EXERCISE DIRECTIONS: Please print the full listing exactly.

........

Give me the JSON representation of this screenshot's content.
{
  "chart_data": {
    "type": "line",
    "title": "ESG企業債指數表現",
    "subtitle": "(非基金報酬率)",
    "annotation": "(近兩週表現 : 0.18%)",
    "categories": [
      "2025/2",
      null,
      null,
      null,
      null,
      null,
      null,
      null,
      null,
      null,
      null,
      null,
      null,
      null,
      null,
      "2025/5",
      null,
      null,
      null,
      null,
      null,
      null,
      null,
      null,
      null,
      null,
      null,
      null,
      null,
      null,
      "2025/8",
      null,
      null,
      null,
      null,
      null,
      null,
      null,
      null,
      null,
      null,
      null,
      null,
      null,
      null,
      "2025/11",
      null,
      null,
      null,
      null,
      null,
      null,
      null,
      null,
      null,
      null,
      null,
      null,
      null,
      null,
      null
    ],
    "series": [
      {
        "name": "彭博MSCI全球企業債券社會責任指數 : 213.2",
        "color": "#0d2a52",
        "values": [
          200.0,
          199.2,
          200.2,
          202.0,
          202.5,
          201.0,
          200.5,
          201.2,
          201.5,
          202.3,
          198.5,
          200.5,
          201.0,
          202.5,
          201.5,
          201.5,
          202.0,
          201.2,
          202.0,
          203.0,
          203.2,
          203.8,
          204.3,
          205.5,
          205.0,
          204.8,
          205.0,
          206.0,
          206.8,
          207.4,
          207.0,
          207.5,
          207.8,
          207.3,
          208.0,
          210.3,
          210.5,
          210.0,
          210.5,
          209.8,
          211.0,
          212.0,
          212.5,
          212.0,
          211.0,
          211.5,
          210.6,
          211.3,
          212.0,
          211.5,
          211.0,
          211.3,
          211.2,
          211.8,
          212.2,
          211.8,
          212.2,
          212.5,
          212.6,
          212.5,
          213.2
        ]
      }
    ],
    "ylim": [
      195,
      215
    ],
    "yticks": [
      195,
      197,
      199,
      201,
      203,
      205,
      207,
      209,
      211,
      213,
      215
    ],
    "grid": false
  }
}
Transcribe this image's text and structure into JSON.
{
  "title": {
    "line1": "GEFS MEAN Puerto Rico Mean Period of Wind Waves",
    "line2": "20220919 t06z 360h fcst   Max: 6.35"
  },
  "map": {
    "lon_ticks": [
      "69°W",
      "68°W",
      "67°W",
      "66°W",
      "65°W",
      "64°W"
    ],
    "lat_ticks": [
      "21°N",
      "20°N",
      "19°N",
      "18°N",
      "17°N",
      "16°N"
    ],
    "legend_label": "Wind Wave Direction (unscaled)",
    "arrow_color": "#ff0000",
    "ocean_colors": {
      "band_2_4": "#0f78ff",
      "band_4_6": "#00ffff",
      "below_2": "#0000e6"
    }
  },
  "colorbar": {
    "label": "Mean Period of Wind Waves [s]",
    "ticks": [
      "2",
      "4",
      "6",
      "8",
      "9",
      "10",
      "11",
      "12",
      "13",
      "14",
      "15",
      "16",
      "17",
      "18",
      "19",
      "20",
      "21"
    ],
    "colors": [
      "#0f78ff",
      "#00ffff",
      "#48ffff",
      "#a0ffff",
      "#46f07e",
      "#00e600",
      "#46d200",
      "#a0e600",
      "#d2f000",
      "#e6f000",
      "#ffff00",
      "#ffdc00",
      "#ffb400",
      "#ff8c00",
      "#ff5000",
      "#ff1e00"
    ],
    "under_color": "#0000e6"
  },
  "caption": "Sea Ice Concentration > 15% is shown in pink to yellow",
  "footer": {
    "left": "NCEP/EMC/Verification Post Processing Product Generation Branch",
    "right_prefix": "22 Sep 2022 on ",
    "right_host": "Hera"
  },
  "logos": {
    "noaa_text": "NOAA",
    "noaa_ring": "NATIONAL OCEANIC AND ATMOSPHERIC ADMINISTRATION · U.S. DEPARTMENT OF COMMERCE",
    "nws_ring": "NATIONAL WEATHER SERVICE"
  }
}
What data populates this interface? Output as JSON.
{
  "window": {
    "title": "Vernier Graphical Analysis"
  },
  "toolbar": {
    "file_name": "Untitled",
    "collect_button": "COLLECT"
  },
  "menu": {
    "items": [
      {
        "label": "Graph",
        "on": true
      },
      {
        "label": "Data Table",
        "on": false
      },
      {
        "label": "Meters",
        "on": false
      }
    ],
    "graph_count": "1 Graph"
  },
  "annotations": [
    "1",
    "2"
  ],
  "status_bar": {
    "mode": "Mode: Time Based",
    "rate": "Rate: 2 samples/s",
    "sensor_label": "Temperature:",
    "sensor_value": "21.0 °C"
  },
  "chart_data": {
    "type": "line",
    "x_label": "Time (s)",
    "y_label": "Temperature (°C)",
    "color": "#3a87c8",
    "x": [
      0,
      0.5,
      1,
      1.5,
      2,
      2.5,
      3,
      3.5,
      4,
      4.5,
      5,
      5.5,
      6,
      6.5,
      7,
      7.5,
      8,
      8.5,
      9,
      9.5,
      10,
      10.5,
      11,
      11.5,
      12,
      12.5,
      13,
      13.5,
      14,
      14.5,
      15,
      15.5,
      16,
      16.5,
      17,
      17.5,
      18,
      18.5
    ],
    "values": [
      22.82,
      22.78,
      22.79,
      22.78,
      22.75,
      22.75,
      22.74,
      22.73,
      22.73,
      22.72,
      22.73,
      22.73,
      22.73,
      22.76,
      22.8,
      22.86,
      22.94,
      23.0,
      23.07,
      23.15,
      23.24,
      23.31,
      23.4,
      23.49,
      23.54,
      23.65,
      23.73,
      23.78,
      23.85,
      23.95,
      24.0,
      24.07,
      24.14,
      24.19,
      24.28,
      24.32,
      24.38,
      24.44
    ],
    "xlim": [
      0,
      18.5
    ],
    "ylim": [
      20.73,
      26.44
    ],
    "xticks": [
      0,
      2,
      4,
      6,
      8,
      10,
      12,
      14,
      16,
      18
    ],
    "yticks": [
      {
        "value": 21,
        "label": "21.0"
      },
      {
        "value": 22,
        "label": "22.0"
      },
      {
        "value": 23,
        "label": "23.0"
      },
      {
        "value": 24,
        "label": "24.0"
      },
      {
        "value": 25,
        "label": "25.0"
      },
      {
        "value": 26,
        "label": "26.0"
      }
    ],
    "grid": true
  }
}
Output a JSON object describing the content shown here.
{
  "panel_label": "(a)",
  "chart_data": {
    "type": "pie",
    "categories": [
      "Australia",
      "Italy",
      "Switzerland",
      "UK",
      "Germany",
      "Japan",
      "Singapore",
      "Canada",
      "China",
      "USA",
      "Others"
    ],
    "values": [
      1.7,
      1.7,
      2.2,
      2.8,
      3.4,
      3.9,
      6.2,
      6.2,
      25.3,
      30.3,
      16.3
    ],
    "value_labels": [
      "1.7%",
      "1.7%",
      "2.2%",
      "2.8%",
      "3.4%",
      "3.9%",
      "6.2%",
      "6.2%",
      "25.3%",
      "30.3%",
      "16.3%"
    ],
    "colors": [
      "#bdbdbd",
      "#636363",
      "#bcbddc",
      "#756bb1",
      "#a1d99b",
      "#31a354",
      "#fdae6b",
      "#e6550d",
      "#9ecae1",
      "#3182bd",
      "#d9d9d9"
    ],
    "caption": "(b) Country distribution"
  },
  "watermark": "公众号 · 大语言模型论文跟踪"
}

........

ANSWER TO THE EXERCISE:
Give me the JSON representation of this screenshot's content.
{
  "chart_data": {
    "type": "line",
    "title": "ESG企業債指數表現",
    "subtitle": "(非基金報酬率)",
    "annotation": "(近兩週表現 : 0.18%)",
    "categories": [
      "2025/2",
      null,
      null,
      null,
      null,
      null,
      null,
      null,
      null,
      null,
      null,
      null,
      null,
      null,
      null,
      "2025/5",
      null,
      null,
      null,
      null,
      null,
      null,
      null,
      null,
      null,
      null,
      null,
      null,
      null,
      null,
      "2025/8",
      null,
      null,
      null,
      null,
      null,
      null,
      null,
      null,
      null,
      null,
      null,
      null,
      null,
      null,
      "2025/11",
      null,
      null,
      null,
      null,
      null,
      null,
      null,
      null,
      null,
      null,
      null,
      null,
      null,
      null,
      null
    ],
    "series": [
      {
        "name": "彭博MSCI全球企業債券社會責任指數 : 213.2",
        "color": "#0d2a52",
        "values": [
          200.0,
          199.2,
          200.2,
          202.0,
          202.5,
          201.0,
          200.5,
          201.2,
          201.5,
          202.3,
          198.5,
          200.5,
          201.0,
          202.5,
          201.5,
          201.5,
          202.0,
          201.2,
          202.0,
          203.0,
          203.2,
          203.8,
          204.3,
          205.5,
          205.0,
          204.8,
          205.0,
          206.0,
          206.8,
          207.4,
          207.0,
          207.5,
          207.8,
          207.3,
          208.0,
          210.3,
          210.5,
          210.0,
          210.5,
          209.8,
          211.0,
          212.0,
          212.5,
          212.0,
          211.0,
          211.5,
          210.6,
          211.3,
          212.0,
          211.5,
          211.0,
          211.3,
          211.2,
          211.8,
          212.2,
          211.8,
          212.2,
          212.5,
          212.6,
          212.5,
          213.2
        ]
      }
    ],
    "ylim": [
      195,
      215
    ],
    "yticks": [
      195,
      197,
      199,
      201,
      203,
      205,
      207,
      209,
      211,
      213,
      215
    ],
    "grid": false
  }
}
Transcribe this image's text and structure into JSON.
{
  "title": {
    "line1": "GEFS MEAN Puerto Rico Mean Period of Wind Waves",
    "line2": "20220919 t06z 360h fcst   Max: 6.35"
  },
  "map": {
    "lon_ticks": [
      "69°W",
      "68°W",
      "67°W",
      "66°W",
      "65°W",
      "64°W"
    ],
    "lat_ticks": [
      "21°N",
      "20°N",
      "19°N",
      "18°N",
      "17°N",
      "16°N"
    ],
    "legend_label": "Wind Wave Direction (unscaled)",
    "arrow_color": "#ff0000",
    "ocean_colors": {
      "band_2_4": "#0f78ff",
      "band_4_6": "#00ffff",
      "below_2": "#0000e6"
    }
  },
  "colorbar": {
    "label": "Mean Period of Wind Waves [s]",
    "ticks": [
      "2",
      "4",
      "6",
      "8",
      "9",
      "10",
      "11",
      "12",
      "13",
      "14",
      "15",
      "16",
      "17",
      "18",
      "19",
      "20",
      "21"
    ],
    "colors": [
      "#0f78ff",
      "#00ffff",
      "#48ffff",
      "#a0ffff",
      "#46f07e",
      "#00e600",
      "#46d200",
      "#a0e600",
      "#d2f000",
      "#e6f000",
      "#ffff00",
      "#ffdc00",
      "#ffb400",
      "#ff8c00",
      "#ff5000",
      "#ff1e00"
    ],
    "under_color": "#0000e6"
  },
  "caption": "Sea Ice Concentration > 15% is shown in pink to yellow",
  "footer": {
    "left": "NCEP/EMC/Verification Post Processing Product Generation Branch",
    "right_prefix": "22 Sep 2022 on ",
    "right_host": "Hera"
  },
  "logos": {
    "noaa_text": "NOAA",
    "noaa_ring": "NATIONAL OCEANIC AND ATMOSPHERIC ADMINISTRATION · U.S. DEPARTMENT OF COMMERCE",
    "nws_ring": "NATIONAL WEATHER SERVICE"
  }
}
What data populates this interface? Output as JSON.
{
  "window": {
    "title": "Vernier Graphical Analysis"
  },
  "toolbar": {
    "file_name": "Untitled",
    "collect_button": "COLLECT"
  },
  "menu": {
    "items": [
      {
        "label": "Graph",
        "on": true
      },
      {
        "label": "Data Table",
        "on": false
      },
      {
        "label": "Meters",
        "on": false
      }
    ],
    "graph_count": "1 Graph"
  },
  "annotations": [
    "1",
    "2"
  ],
  "status_bar": {
    "mode": "Mode: Time Based",
    "rate": "Rate: 2 samples/s",
    "sensor_label": "Temperature:",
    "sensor_value": "21.0 °C"
  },
  "chart_data": {
    "type": "line",
    "x_label": "Time (s)",
    "y_label": "Temperature (°C)",
    "color": "#3a87c8",
    "x": [
      0,
      0.5,
      1,
      1.5,
      2,
      2.5,
      3,
      3.5,
      4,
      4.5,
      5,
      5.5,
      6,
      6.5,
      7,
      7.5,
      8,
      8.5,
      9,
      9.5,
      10,
      10.5,
      11,
      11.5,
      12,
      12.5,
      13,
      13.5,
      14,
      14.5,
      15,
      15.5,
      16,
      16.5,
      17,
      17.5,
      18,
      18.5
    ],
    "values": [
      22.82,
      22.78,
      22.79,
      22.78,
      22.75,
      22.75,
      22.74,
      22.73,
      22.73,
      22.72,
      22.73,
      22.73,
      22.73,
      22.76,
      22.8,
      22.86,
      22.94,
      23.0,
      23.07,
      23.15,
      23.24,
      23.31,
      23.4,
      23.49,
      23.54,
      23.65,
      23.73,
      23.78,
      23.85,
      23.95,
      24.0,
      24.07,
      24.14,
      24.19,
      24.28,
      24.32,
      24.38,
      24.44
    ],
    "xlim": [
      0,
      18.5
    ],
    "ylim": [
      20.73,
      26.44
    ],
    "xticks": [
      0,
      2,
      4,
      6,
      8,
      10,
      12,
      14,
      16,
      18
    ],
    "yticks": [
      {
        "value": 21,
        "label": "21.0"
      },
      {
        "value": 22,
        "label": "22.0"
      },
      {
        "value": 23,
        "label": "23.0"
      },
      {
        "value": 24,
        "label": "24.0"
      },
      {
        "value": 25,
        "label": "25.0"
      },
      {
        "value": 26,
        "label": "26.0"
      }
    ],
    "grid": true
  }
}
Output a JSON object describing the content shown here.
{
  "panel_label": "(a)",
  "chart_data": {
    "type": "pie",
    "categories": [
      "Australia",
      "Italy",
      "Switzerland",
      "UK",
      "Germany",
      "Japan",
      "Singapore",
      "Canada",
      "China",
      "USA",
      "Others"
    ],
    "values": [
      1.7,
      1.7,
      2.2,
      2.8,
      3.4,
      3.9,
      6.2,
      6.2,
      25.3,
      30.3,
      16.3
    ],
    "value_labels": [
      "1.7%",
      "1.7%",
      "2.2%",
      "2.8%",
      "3.4%",
      "3.9%",
      "6.2%",
      "6.2%",
      "25.3%",
      "30.3%",
      "16.3%"
    ],
    "colors": [
      "#bdbdbd",
      "#636363",
      "#bcbddc",
      "#756bb1",
      "#a1d99b",
      "#31a354",
      "#fdae6b",
      "#e6550d",
      "#9ecae1",
      "#3182bd",
      "#d9d9d9"
    ],
    "caption": "(b) Country distribution"
  },
  "watermark": "公众号 · 大语言模型论文跟踪"
}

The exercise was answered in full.